What is being asked
Examine each line of the data. Copy those that contain the string "законодателя".

-=-=-=-=-

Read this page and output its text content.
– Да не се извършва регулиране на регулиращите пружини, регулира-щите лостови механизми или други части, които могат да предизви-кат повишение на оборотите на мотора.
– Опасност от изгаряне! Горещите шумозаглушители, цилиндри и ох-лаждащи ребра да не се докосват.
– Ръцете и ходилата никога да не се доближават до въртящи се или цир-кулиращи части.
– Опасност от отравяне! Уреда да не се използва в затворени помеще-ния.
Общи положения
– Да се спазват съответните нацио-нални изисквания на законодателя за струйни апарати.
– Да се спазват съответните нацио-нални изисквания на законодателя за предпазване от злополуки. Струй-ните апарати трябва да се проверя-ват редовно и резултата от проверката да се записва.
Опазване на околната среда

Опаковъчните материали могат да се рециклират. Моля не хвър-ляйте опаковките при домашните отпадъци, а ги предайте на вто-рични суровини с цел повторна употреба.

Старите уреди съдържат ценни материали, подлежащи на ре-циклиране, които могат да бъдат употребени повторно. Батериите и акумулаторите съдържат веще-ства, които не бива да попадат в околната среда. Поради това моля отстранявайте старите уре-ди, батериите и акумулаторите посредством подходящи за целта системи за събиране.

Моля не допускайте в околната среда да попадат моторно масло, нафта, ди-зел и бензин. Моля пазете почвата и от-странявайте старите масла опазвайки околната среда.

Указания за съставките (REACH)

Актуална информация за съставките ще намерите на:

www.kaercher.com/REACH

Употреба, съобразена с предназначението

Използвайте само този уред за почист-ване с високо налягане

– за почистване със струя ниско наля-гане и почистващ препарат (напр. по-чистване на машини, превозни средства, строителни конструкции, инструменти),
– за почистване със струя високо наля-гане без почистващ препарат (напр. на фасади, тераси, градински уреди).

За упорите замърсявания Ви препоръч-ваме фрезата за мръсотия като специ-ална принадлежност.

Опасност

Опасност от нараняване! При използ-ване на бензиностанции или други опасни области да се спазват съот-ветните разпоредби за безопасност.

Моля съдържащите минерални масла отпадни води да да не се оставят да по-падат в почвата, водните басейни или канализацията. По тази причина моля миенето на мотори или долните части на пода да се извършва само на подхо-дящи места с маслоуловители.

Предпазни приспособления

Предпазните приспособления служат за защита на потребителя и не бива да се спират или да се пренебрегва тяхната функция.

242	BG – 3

-=-=-=-=-

Expected answer
– Да се спазват съответните нацио-нални изисквания на законодателя за струйни апарати.
– Да се спазват съответните нацио-нални изисквания на законодателя за предпазване от злополуки. Струй-ните апарати трябва да се проверя-ват редовно и резултата от проверката да се записва.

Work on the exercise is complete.